Task objective | Keep only the lines where "fondo" appears.

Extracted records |

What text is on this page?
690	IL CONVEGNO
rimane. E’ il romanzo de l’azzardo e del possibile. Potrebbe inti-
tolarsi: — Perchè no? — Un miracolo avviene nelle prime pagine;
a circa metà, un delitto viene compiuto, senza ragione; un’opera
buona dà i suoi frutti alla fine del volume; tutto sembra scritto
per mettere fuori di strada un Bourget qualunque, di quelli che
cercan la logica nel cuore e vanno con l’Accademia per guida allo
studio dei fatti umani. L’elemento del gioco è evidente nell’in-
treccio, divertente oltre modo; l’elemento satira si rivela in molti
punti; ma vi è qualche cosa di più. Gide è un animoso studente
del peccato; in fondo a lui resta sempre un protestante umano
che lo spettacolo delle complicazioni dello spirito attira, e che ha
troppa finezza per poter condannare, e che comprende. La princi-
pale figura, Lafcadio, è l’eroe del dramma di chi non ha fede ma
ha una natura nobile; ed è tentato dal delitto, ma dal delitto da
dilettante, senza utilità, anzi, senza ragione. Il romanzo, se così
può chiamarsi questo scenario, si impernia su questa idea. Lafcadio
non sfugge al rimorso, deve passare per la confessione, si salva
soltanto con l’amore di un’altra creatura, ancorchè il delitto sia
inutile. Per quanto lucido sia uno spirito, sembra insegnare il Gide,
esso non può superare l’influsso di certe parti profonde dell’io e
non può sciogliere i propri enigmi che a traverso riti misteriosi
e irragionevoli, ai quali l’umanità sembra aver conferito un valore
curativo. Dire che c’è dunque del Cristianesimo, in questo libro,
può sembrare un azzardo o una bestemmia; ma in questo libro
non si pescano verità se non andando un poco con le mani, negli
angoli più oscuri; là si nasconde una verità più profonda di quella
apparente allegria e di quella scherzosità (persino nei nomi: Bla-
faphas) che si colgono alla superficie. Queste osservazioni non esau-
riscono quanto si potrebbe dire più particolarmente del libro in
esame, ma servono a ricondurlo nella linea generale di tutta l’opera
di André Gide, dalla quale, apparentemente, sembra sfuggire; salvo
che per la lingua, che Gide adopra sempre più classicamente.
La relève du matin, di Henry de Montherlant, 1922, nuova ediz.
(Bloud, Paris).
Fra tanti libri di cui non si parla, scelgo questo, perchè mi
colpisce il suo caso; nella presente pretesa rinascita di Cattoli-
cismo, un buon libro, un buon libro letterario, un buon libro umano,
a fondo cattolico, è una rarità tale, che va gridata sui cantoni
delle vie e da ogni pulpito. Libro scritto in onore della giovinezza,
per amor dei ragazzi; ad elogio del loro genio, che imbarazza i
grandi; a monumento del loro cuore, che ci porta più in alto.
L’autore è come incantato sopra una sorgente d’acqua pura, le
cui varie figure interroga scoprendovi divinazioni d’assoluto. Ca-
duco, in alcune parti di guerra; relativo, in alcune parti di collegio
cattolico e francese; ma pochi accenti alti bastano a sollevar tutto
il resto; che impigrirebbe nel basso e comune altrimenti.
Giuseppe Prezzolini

Expected answer |
del peccato; in fondo a lui resta sempre un protestante umano
a fondo cattolico, è una rarità tale, che va gridata sui cantoni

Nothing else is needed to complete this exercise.